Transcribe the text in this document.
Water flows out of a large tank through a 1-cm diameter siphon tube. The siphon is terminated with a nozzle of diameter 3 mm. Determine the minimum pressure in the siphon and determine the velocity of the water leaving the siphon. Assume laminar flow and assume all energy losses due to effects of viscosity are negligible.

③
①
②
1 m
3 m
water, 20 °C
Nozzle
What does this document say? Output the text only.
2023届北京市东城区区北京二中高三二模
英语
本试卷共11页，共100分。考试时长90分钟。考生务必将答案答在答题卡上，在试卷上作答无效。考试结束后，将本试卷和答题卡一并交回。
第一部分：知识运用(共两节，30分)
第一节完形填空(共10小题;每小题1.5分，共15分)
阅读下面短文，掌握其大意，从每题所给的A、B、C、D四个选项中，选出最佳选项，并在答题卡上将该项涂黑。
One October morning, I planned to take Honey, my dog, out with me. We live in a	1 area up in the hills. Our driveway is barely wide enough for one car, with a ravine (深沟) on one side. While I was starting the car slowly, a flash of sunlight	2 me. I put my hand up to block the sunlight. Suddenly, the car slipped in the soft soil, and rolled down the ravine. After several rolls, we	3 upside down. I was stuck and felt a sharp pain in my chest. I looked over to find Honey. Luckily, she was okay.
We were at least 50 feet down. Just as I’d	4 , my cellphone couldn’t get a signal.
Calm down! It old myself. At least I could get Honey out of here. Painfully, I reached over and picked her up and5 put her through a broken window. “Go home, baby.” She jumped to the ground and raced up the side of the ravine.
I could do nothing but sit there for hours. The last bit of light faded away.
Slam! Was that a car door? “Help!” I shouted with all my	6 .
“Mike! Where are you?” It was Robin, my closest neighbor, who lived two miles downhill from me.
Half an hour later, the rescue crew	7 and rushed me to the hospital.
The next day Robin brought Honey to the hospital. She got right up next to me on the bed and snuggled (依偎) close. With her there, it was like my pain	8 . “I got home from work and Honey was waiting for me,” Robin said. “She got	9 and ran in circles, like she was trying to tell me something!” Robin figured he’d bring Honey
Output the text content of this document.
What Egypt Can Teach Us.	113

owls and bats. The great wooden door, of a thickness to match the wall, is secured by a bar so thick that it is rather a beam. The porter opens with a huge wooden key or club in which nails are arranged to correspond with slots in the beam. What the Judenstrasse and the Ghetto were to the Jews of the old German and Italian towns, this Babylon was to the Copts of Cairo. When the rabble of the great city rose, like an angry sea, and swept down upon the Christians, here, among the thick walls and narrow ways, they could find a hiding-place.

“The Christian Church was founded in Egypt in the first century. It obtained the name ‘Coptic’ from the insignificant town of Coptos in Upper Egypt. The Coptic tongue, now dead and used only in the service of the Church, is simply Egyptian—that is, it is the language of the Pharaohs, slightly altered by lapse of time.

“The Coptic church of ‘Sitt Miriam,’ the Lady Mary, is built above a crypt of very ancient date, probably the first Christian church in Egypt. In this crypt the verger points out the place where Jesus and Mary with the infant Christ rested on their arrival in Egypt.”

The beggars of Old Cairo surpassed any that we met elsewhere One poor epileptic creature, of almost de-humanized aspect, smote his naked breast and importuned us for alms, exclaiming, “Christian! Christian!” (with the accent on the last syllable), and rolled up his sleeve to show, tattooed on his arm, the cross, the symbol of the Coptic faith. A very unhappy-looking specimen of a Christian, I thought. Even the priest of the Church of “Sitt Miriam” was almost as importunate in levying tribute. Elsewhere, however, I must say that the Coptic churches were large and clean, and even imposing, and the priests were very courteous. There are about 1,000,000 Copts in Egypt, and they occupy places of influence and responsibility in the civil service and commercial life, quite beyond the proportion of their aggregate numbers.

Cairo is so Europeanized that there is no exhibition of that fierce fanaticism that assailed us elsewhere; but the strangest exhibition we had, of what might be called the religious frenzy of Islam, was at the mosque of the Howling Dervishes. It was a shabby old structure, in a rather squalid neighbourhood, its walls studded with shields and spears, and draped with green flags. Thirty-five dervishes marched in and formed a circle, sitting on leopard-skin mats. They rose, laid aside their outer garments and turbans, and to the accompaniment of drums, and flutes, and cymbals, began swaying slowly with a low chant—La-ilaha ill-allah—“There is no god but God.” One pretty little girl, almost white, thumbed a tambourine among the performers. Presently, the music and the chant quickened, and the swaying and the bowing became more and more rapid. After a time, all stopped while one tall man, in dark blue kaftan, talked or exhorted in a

§ WHAT IS BEING ASKED
In the entries above, some lines may contain the string "Output"; report how many, without additional comment.

§ RESPONSE TO THIS EXERCISE
2